### Sezione del documento:

Il mio primo giorno a Lodungokwe. Capitolo 47. 18/08/2019
Sono seduto su una panchina fatta di 3 assi messe a t fuori la casa del prete.
Sono le ore 7:30 della mattina, il sole è appena venuto fuori ed è gigante, l’aria è fresca, pulita, delicata.
Di fronte a me un uccellino bianco e nero, che saltella qui e lì, poi vola per andare al nido, e poi ritorna qui da me. Fa dei voli tipo a 8, tipo a forma di infinito.
Secondo me sta imparando a volare: lo chiamerò Ugo.
L’unico rumore che sento sono piccoli urletti di bambini in lontananza, e galli che con il loro chicchirichi risvegliano gli ultimi dormiglioni.
Qui la terra è rossa, è proprio quella dei campi da Tennis che si vedono in TV. Quella che quando scivoli con la scarpa alzi il polverone stile Nadal dei tempi belli.
Il villaggio da dove vi sto scrivendo si chiama Lodungokwe: si trova appena sopra l’equatore, in Kenya, siamo sempre nel Samburu County.
Non c’è rete telefonica, se non aldilà di una montagna che abbiamo a circa 1km da casa.
C’è un posto preciso che le persone chiamano Network, e praticamente coincide con un albero d’acacia grande e tante pietre messe lì che servono come poltroncine.
Beviamo acqua piovana: viene raccolta in grosse cisterne, messa in taniche leggermente ingiallite, e poi Mama ( che è la nostra cuoca ciccionina tuttofare) la mette a bollire su una di quelle cucine antiche alimentate a legna e carbone.
Di quelle che si trovano ancora nelle baite di montagna.
Dopo la bollitura viene filtrata dentro dei secchi che hanno internamente una sorta di spugna che rimuove le rimanenti impurità.
È buonissima. Un pó insapore tipo la Levissima, ma per ora, stomaco perfetto.
Il villaggio spesso l’acqua invece va a prenderla con delle taniche direttamente al fiume, è compito delle donne e delle bambine che si caricano la schiena e la testa di pesi enormi.
Io sinceramente non so fisicamente come facciano.
La corrente elettrica è generata da piccoli pannelli fotovoltaici, non esiste altro tipo di fonte energetica.
Le case sono perlopiù fatte di legno e fil di ferro, con un po di fango, cacca, e terra qua e là.
Le più belle invece sono fatte con pietre e ho visto un paio addirittura di cemento.
Qui è molto diverso da Suguta, qui siamo nell’entroterra, completamente immersi nella savana.
Le persone vanno in giro con gioielli e acconcianture piene di perline.
Ho capito che quelli con le perline in testa tipo creste sono i guerrieri, mi hanno spiegato che la tribù si chiama Moran.
Hanno sguardi super confusi e anche un po’ incazzati quando ci vedono.
Credo che James Cameron per scrivere Avatar abbia studiato le usanze di questi posti. Il legame con la natura, le tradizioni, la lingua.

### Dati forniti:
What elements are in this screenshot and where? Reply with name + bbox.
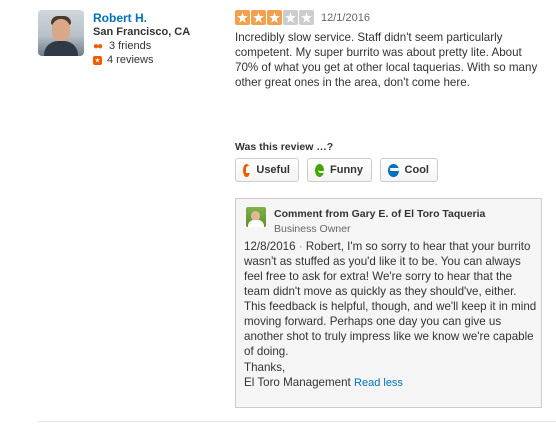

### Esercizio assegnato:
Prosegui il diario sul primo giorno a Lodungokwe, riprendendo dopo l'ultima frase riportata.

### Risposta seguente:
(Intanto Ugo sta raccogliendo dei rametti per rinforzare il nido: la natura è meravigliosa).
Quando cammini lungo la strada del villaggio non senti nulla, la natura è padrone e gli umani si adattano ad essa.
Come non posso esser grato alla vita.
Alla fine mi trovo in questo posto, in questo momento, nel mezzo dell’Africa a scrivere queste due righe.
Nell’ultimo anno ho viaggiato tantissimo, ho dormito in case con mille sconosciuti, ho conosciuto milioni di persone.
Ho viaggiato con amici di una vita e poi ho viaggiato solo alla scoperta del mondo e di me stesso.
Maledico ogni volta la mia memoria che mi fa lentamente dimenticare i dettagli e allora io l’aiuto, scrivendo qui. Cercando di non dimenticare le sensazioni che provo.
Conosco me stesso ormai, il presente mi affascina spesso di più del passato e allora il mio cervello, che si entusiasma sempre per nuovi dettagli ogni secondo, lentamente, per fare spazio in memoria, cancella quelli prima.
Minchia quante virgole. Sbadabam.
Ieri mattina siamo andati a Messa.
Un’esperienza boom: tutte le donne avevano grosse collane colorate, un simbolo importantissimo per la loro cultura.
In chiesa si ballava e si cantava livello SisterAct.
Una figata.
C’era una ragazza che suonava il bonghetto per dare ritmo, e una sorta di coro donne/uomini con le voci che Rkelly gliespicciavacasa.
Una sinergia incredibile, un’intensità mai provata in una chiesa.
Il direttore d’orchestra si chiama Padre Jimmy, è un prete colombiano che è venuto qui in missione umanitaria.
Ha sempre un’espressione buffa e ironica, qualche capello qua e là, e uno sguardo attento e pensieroso.
Tipo come se una parte di lui vagasse sempre in un posto diverso da quello che sta vivendo nel presente.
Fa battute che non fanno ridere ma tu ridi comunque perché lui ride mentre le dice.
Oggi lui partirà per Nairobi e quindi rimarremo soli in missione.
La cosa bella della messa è che il prete lascia andare i bambini più piccini a giocare dopo 5 minuti dall’inizio della messa.
Piuttosto che costringerli ad ascoltare discorsi di cui sinceramente a quella età se ne sbattonono i cocomeri, li manda fuori a giocare e poi 5 minuti prima della fine li fa rientrare, per fare il padre nostro.
Mille punti.
Ho quasi paura di dirlo ma dopo una giornata qui mi pare di capire che i bambini qui sono meno soli.
Qui a Lodungokwe l’atmosfera sembra diversa: assomiglia ad una comunità affiatata, i bambini sono più seguiti, addirittura abbiamo conosciuto i genitori di alcuni, ho conosciuto delle maestre, e anche dei ragazzi youth a cui ho insegnato il mio saluto speciale con le dita che schioccano.
Qui sento il profumo di una sana speranza. Il campetto è costruito incastrato tra due alberi d’acacia, e accanto c’è una sala al chiuso dove la scorsa sera ho ballato con loro fino a notte fonda.
Si, vi giuro.
I youth ci hanno invitato ad una festa di ballo, e come potevo mai perdermela.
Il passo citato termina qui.